:: Task brief ::
All of the data should be repeated exactly; pictures are not part of the copy.

:: Data section ::

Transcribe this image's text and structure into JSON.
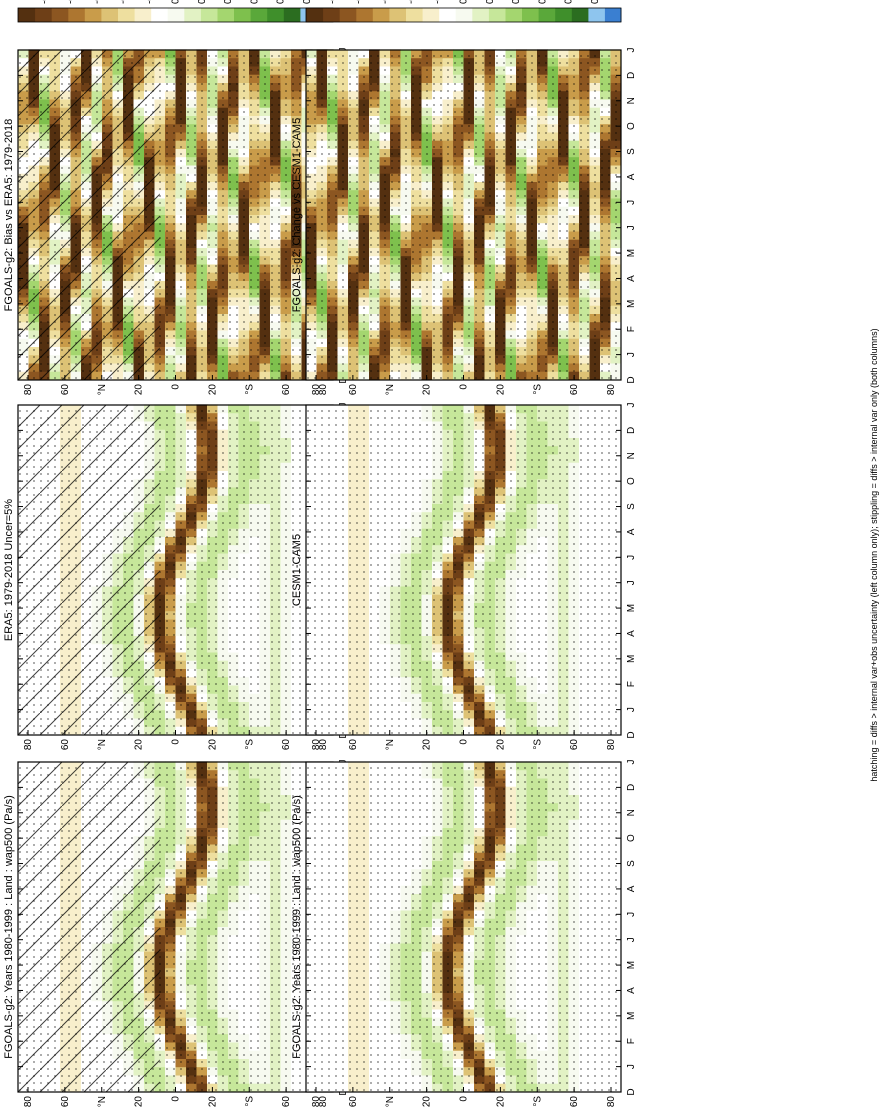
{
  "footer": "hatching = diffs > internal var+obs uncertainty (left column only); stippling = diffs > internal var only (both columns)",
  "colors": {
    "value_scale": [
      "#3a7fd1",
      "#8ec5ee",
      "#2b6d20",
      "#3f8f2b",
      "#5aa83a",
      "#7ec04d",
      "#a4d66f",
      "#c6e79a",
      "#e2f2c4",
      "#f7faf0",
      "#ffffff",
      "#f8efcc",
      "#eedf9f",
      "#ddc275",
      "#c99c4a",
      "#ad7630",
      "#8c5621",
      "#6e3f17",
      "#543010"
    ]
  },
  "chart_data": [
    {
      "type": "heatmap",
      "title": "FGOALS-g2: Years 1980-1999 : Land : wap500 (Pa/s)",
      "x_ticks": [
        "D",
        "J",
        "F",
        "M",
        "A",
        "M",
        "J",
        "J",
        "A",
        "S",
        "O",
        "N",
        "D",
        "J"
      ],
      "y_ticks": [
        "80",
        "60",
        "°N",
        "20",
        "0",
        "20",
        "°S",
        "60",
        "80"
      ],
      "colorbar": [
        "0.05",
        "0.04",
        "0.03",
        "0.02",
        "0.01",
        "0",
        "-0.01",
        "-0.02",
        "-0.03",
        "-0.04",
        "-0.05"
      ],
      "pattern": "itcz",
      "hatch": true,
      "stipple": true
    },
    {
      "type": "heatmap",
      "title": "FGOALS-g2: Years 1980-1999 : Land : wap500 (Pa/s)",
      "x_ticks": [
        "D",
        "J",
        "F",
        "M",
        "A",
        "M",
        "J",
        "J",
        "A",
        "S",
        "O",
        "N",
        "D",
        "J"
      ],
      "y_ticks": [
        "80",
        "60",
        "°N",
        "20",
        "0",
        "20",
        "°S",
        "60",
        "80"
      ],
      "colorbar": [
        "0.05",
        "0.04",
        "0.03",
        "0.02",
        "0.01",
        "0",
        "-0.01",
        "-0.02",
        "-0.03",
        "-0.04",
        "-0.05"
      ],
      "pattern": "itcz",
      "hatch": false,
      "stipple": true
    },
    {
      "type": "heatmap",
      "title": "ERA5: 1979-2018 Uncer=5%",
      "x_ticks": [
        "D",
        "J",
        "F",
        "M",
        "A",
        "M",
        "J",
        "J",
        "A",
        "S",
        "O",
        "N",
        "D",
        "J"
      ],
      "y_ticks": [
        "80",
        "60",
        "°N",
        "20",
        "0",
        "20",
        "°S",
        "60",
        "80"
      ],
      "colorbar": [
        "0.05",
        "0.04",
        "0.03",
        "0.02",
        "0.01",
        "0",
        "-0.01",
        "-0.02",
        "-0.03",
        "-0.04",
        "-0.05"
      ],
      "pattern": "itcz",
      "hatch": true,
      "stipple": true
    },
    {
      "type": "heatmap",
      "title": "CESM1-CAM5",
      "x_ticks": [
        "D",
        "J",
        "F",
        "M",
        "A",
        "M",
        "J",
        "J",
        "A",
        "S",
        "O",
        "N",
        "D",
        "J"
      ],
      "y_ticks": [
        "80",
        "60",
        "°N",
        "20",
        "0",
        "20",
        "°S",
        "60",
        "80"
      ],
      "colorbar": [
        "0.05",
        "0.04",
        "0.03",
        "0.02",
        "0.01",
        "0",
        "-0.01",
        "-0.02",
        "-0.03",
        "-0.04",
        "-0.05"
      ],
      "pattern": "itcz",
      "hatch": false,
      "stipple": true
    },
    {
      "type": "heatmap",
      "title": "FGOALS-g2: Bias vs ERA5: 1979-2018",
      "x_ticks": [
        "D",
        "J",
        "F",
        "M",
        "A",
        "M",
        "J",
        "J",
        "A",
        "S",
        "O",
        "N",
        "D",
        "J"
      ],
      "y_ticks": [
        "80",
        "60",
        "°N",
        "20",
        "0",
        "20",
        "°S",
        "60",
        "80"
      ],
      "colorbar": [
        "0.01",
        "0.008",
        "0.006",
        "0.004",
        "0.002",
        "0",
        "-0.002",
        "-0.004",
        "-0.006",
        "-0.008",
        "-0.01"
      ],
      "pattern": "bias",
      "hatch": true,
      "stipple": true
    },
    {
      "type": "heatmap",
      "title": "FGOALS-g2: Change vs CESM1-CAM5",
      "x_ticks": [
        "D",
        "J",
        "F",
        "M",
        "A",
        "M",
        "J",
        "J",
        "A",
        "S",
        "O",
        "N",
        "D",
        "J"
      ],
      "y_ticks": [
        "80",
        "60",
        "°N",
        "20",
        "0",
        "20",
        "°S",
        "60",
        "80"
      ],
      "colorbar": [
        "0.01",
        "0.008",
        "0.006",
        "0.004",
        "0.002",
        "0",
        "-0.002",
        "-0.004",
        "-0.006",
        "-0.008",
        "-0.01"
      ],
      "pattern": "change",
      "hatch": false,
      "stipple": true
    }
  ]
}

:: Output for this task ::
Transcribe this image's text and structure into JSON.
{
  "footer": "hatching = diffs > internal var+obs uncertainty (left column only); stippling = diffs > internal var only (both columns)",
  "colors": {
    "value_scale": [
      "#3a7fd1",
      "#8ec5ee",
      "#2b6d20",
      "#3f8f2b",
      "#5aa83a",
      "#7ec04d",
      "#a4d66f",
      "#c6e79a",
      "#e2f2c4",
      "#f7faf0",
      "#ffffff",
      "#f8efcc",
      "#eedf9f",
      "#ddc275",
      "#c99c4a",
      "#ad7630",
      "#8c5621",
      "#6e3f17",
      "#543010"
    ]
  },
  "chart_data": [
    {
      "type": "heatmap",
      "title": "FGOALS-g2: Years 1980-1999 : Land : wap500 (Pa/s)",
      "x_ticks": [
        "D",
        "J",
        "F",
        "M",
        "A",
        "M",
        "J",
        "J",
        "A",
        "S",
        "O",
        "N",
        "D",
        "J"
      ],
      "y_ticks": [
        "80",
        "60",
        "°N",
        "20",
        "0",
        "20",
        "°S",
        "60",
        "80"
      ],
      "colorbar": [
        "0.05",
        "0.04",
        "0.03",
        "0.02",
        "0.01",
        "0",
        "-0.01",
        "-0.02",
        "-0.03",
        "-0.04",
        "-0.05"
      ],
      "pattern": "itcz",
      "hatch": true,
      "stipple": true
    },
    {
      "type": "heatmap",
      "title": "FGOALS-g2: Years 1980-1999 : Land : wap500 (Pa/s)",
      "x_ticks": [
        "D",
        "J",
        "F",
        "M",
        "A",
        "M",
        "J",
        "J",
        "A",
        "S",
        "O",
        "N",
        "D",
        "J"
      ],
      "y_ticks": [
        "80",
        "60",
        "°N",
        "20",
        "0",
        "20",
        "°S",
        "60",
        "80"
      ],
      "colorbar": [
        "0.05",
        "0.04",
        "0.03",
        "0.02",
        "0.01",
        "0",
        "-0.01",
        "-0.02",
        "-0.03",
        "-0.04",
        "-0.05"
      ],
      "pattern": "itcz",
      "hatch": false,
      "stipple": true
    },
    {
      "type": "heatmap",
      "title": "ERA5: 1979-2018 Uncer=5%",
      "x_ticks": [
        "D",
        "J",
        "F",
        "M",
        "A",
        "M",
        "J",
        "J",
        "A",
        "S",
        "O",
        "N",
        "D",
        "J"
      ],
      "y_ticks": [
        "80",
        "60",
        "°N",
        "20",
        "0",
        "20",
        "°S",
        "60",
        "80"
      ],
      "colorbar": [
        "0.05",
        "0.04",
        "0.03",
        "0.02",
        "0.01",
        "0",
        "-0.01",
        "-0.02",
        "-0.03",
        "-0.04",
        "-0.05"
      ],
      "pattern": "itcz",
      "hatch": true,
      "stipple": true
    },
    {
      "type": "heatmap",
      "title": "CESM1-CAM5",
      "x_ticks": [
        "D",
        "J",
        "F",
        "M",
        "A",
        "M",
        "J",
        "J",
        "A",
        "S",
        "O",
        "N",
        "D",
        "J"
      ],
      "y_ticks": [
        "80",
        "60",
        "°N",
        "20",
        "0",
        "20",
        "°S",
        "60",
        "80"
      ],
      "colorbar": [
        "0.05",
        "0.04",
        "0.03",
        "0.02",
        "0.01",
        "0",
        "-0.01",
        "-0.02",
        "-0.03",
        "-0.04",
        "-0.05"
      ],
      "pattern": "itcz",
      "hatch": false,
      "stipple": true
    },
    {
      "type": "heatmap",
      "title": "FGOALS-g2: Bias vs ERA5: 1979-2018",
      "x_ticks": [
        "D",
        "J",
        "F",
        "M",
        "A",
        "M",
        "J",
        "J",
        "A",
        "S",
        "O",
        "N",
        "D",
        "J"
      ],
      "y_ticks": [
        "80",
        "60",
        "°N",
        "20",
        "0",
        "20",
        "°S",
        "60",
        "80"
      ],
      "colorbar": [
        "0.01",
        "0.008",
        "0.006",
        "0.004",
        "0.002",
        "0",
        "-0.002",
        "-0.004",
        "-0.006",
        "-0.008",
        "-0.01"
      ],
      "pattern": "bias",
      "hatch": true,
      "stipple": true
    },
    {
      "type": "heatmap",
      "title": "FGOALS-g2: Change vs CESM1-CAM5",
      "x_ticks": [
        "D",
        "J",
        "F",
        "M",
        "A",
        "M",
        "J",
        "J",
        "A",
        "S",
        "O",
        "N",
        "D",
        "J"
      ],
      "y_ticks": [
        "80",
        "60",
        "°N",
        "20",
        "0",
        "20",
        "°S",
        "60",
        "80"
      ],
      "colorbar": [
        "0.01",
        "0.008",
        "0.006",
        "0.004",
        "0.002",
        "0",
        "-0.002",
        "-0.004",
        "-0.006",
        "-0.008",
        "-0.01"
      ],
      "pattern": "change",
      "hatch": false,
      "stipple": true
    }
  ]
}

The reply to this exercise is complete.